■ WRITTEN INSTRUCTION
Copy every line of the data that contains the string "screenshot".

Begin

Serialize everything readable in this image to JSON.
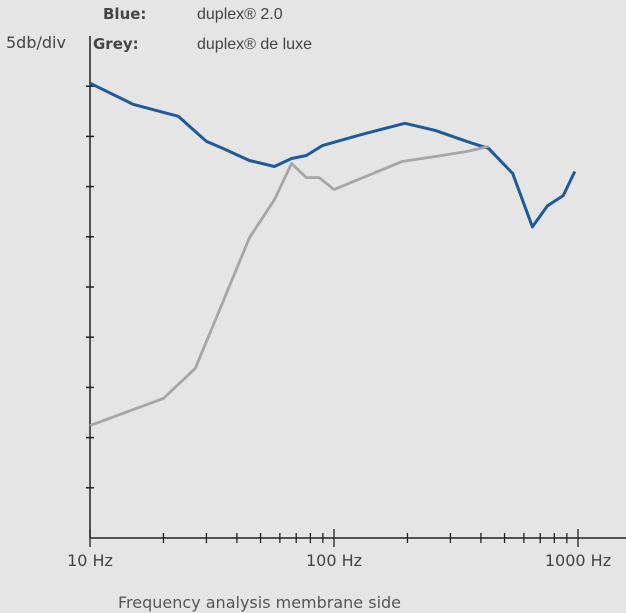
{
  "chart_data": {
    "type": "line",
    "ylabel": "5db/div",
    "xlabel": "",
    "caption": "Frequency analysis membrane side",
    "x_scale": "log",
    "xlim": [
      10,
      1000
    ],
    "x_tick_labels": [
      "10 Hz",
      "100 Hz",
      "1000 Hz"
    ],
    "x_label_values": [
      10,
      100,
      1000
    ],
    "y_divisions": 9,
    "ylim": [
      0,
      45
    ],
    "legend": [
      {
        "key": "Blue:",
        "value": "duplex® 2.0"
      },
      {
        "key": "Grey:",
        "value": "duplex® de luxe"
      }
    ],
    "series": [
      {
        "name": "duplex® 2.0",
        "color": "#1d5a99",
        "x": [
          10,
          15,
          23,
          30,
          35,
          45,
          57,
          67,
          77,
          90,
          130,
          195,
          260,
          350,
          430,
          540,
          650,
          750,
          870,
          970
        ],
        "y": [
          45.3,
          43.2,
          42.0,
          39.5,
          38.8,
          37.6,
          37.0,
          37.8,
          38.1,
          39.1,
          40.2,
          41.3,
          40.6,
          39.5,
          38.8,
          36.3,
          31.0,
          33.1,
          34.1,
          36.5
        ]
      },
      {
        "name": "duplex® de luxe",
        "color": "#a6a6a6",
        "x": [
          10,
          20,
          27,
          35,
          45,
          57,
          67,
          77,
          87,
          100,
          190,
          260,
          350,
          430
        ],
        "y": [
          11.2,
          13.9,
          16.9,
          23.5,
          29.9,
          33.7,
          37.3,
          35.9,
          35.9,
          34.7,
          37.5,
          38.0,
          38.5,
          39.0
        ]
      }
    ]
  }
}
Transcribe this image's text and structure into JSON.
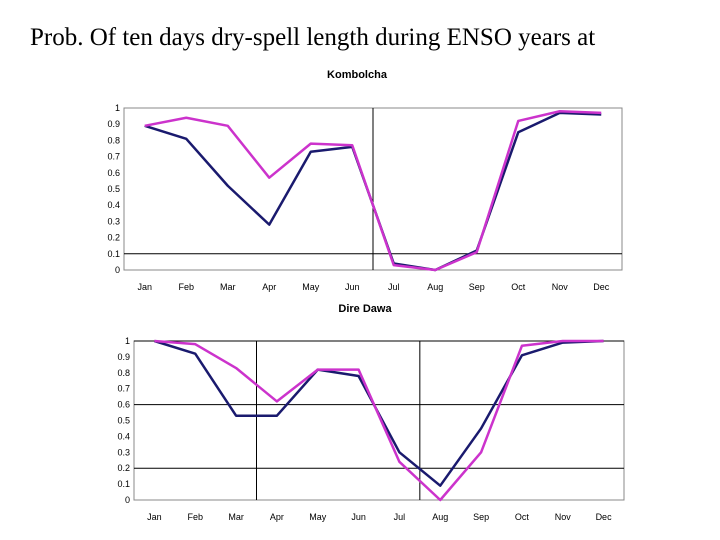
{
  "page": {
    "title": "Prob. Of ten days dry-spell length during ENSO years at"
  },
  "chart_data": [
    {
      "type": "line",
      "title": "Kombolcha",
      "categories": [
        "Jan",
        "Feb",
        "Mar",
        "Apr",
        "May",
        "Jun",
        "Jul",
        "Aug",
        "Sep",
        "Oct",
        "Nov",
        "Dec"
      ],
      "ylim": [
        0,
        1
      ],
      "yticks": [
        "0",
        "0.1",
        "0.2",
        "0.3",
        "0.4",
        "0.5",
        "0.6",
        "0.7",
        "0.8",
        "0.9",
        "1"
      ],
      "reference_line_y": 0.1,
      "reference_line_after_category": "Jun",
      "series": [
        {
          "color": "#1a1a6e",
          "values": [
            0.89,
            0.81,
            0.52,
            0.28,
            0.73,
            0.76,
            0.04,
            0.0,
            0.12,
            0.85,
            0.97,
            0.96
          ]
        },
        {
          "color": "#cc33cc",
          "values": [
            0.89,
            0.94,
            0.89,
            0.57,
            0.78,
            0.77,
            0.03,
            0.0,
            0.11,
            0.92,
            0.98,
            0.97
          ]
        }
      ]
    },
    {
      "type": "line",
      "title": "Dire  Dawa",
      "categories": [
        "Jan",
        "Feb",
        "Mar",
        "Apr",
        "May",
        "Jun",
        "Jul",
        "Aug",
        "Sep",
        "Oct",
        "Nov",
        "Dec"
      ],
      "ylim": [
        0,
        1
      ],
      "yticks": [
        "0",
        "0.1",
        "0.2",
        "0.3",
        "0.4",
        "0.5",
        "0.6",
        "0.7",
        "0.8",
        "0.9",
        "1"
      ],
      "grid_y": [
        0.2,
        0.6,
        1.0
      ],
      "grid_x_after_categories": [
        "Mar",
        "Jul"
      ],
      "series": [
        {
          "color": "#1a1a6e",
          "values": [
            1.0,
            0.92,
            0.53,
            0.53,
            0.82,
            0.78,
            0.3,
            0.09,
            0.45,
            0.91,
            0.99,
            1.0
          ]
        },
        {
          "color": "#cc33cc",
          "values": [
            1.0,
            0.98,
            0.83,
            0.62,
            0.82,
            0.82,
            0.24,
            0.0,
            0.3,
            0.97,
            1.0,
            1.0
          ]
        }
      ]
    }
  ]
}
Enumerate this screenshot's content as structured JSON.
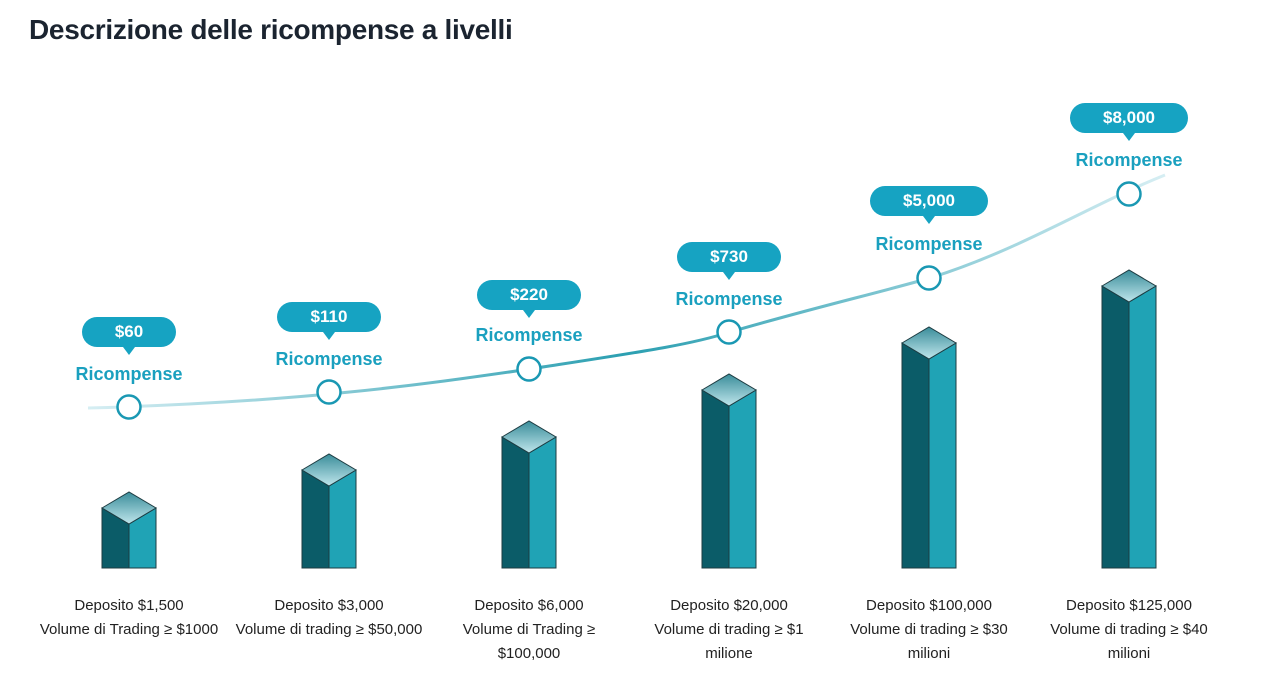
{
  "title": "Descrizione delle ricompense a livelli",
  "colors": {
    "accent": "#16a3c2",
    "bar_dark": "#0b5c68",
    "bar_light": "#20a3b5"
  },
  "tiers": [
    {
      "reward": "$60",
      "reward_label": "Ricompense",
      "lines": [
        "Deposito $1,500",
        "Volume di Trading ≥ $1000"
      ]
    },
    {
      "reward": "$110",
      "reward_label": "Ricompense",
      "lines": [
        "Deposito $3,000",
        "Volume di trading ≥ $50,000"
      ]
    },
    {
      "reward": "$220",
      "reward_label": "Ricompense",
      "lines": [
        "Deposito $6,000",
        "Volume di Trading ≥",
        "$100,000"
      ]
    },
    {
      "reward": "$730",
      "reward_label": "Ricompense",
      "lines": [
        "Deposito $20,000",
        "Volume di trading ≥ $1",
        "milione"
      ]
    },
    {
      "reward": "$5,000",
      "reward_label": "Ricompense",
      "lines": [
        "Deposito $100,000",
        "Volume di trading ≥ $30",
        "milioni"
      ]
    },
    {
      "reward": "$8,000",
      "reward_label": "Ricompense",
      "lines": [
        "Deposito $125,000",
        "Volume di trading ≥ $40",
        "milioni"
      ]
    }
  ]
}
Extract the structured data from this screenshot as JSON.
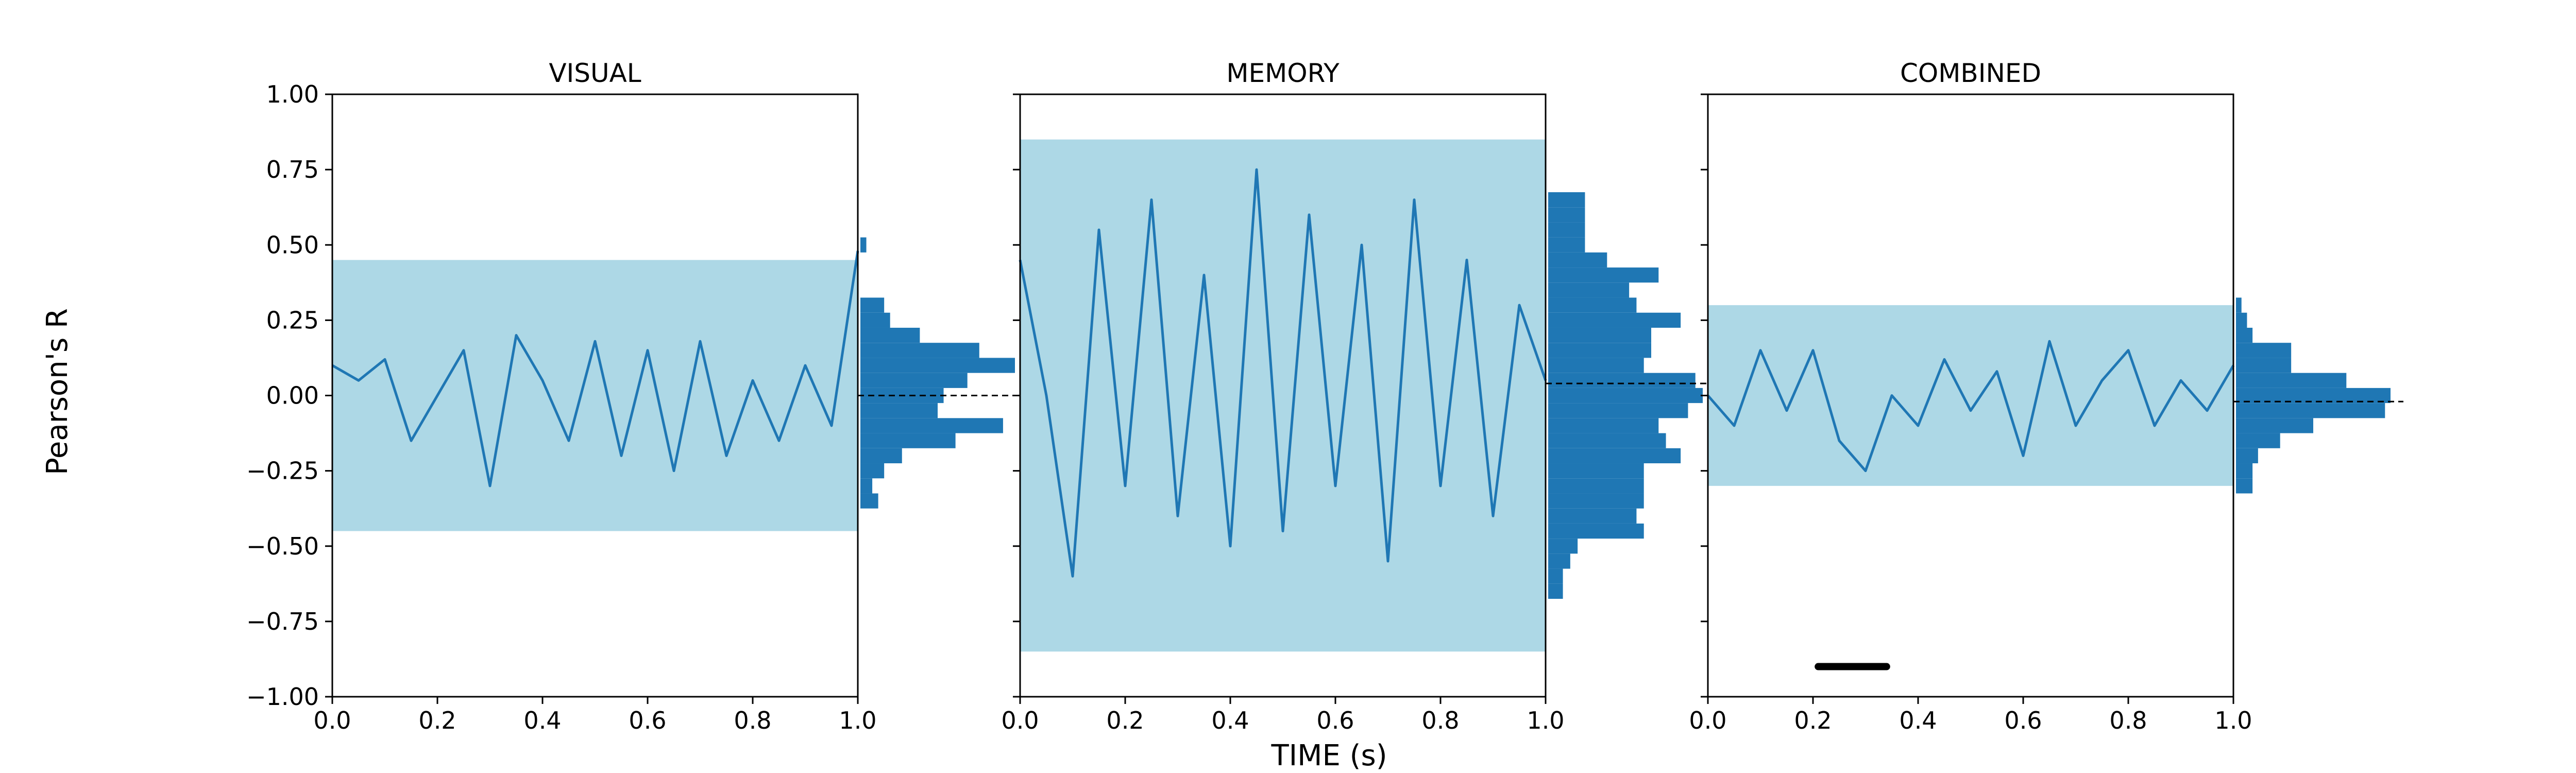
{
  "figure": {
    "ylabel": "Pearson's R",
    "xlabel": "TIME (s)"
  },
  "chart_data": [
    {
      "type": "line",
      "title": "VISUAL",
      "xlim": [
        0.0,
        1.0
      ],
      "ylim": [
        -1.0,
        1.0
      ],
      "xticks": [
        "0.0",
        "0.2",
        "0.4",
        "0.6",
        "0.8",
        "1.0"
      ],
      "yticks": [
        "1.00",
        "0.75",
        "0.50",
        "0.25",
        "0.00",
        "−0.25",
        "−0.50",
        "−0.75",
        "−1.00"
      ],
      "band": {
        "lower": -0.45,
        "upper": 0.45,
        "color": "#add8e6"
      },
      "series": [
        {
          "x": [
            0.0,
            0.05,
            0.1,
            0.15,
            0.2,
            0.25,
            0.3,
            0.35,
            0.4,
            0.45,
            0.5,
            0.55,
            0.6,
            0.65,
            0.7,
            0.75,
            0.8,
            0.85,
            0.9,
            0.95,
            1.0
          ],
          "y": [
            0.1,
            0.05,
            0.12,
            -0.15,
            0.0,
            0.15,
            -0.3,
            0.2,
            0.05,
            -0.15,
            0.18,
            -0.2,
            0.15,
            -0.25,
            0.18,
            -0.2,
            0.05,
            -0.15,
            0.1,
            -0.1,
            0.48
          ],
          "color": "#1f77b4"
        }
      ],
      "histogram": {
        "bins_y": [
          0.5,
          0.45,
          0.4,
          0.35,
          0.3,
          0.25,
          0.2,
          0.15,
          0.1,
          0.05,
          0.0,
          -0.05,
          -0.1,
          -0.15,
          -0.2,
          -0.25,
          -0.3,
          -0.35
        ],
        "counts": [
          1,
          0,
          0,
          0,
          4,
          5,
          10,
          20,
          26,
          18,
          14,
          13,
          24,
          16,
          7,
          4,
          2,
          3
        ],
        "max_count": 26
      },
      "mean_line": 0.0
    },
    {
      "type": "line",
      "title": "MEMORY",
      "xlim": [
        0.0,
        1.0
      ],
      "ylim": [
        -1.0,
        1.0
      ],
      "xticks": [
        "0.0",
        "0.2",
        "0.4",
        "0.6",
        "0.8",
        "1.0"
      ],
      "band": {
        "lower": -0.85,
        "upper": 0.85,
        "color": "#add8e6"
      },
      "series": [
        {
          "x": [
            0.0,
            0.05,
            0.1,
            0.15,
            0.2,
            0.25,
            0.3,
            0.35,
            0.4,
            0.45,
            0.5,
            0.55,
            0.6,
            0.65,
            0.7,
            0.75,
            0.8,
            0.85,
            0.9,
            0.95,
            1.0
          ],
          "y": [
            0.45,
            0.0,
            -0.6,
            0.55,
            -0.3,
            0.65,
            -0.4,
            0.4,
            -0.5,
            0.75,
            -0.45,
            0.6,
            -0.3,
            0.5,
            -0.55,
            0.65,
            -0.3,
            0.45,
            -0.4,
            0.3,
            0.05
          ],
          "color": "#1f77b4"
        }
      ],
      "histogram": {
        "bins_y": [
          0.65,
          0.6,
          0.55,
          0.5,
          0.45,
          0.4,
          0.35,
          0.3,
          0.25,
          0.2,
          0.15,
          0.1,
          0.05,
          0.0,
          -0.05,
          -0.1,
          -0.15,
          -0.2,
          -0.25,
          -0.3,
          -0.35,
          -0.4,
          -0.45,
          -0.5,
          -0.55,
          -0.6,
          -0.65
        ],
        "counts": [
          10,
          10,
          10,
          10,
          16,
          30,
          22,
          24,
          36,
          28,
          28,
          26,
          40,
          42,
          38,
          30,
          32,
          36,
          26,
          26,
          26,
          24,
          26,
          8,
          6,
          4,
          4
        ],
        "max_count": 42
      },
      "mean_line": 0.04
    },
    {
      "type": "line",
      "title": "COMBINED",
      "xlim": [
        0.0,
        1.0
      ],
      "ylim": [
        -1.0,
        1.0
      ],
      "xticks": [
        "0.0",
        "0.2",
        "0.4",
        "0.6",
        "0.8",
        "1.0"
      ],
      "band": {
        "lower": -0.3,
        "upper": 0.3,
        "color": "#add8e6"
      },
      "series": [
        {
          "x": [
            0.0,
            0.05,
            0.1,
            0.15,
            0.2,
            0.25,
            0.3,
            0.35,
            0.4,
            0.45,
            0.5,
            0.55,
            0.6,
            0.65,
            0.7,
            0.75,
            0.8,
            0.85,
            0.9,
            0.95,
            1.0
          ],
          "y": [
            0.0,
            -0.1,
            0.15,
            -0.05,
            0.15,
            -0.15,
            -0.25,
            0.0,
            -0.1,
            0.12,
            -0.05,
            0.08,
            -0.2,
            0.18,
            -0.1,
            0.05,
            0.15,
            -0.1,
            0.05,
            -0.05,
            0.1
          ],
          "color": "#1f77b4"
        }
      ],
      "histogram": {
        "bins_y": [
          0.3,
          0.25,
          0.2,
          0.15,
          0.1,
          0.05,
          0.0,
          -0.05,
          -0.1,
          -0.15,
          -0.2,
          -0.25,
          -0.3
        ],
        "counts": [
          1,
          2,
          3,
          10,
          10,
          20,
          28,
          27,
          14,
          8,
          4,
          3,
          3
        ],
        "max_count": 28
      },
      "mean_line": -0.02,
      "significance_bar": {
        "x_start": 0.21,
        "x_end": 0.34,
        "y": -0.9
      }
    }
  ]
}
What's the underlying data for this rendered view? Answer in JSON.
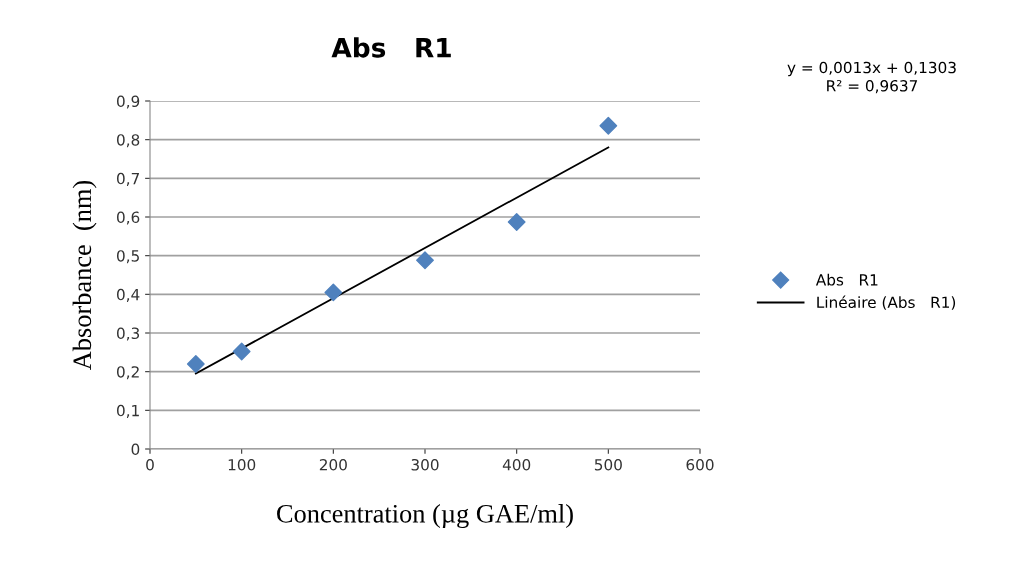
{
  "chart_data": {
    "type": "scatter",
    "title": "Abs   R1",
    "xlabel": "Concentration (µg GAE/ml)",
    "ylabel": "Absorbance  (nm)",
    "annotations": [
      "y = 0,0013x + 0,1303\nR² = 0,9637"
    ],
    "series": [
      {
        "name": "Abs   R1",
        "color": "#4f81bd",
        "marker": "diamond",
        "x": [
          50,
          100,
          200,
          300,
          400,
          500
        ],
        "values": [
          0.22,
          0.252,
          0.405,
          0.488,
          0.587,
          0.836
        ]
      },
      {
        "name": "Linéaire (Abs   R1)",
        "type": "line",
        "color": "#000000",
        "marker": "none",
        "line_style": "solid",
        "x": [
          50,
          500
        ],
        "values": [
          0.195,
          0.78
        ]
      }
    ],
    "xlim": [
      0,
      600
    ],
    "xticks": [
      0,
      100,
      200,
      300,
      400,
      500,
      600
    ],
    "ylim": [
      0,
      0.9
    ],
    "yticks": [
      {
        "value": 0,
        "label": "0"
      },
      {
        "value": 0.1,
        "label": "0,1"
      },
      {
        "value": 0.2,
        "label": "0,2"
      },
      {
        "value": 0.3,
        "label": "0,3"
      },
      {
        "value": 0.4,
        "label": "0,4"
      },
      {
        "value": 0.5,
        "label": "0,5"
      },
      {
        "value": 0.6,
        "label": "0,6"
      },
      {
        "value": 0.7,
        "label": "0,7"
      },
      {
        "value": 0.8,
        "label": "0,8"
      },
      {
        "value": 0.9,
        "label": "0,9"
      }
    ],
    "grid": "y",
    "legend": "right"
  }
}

End

■ FINAL RESULT
Enumerate this screenshot's content as structured JSON.
Extract the structured data from this screenshot as JSON.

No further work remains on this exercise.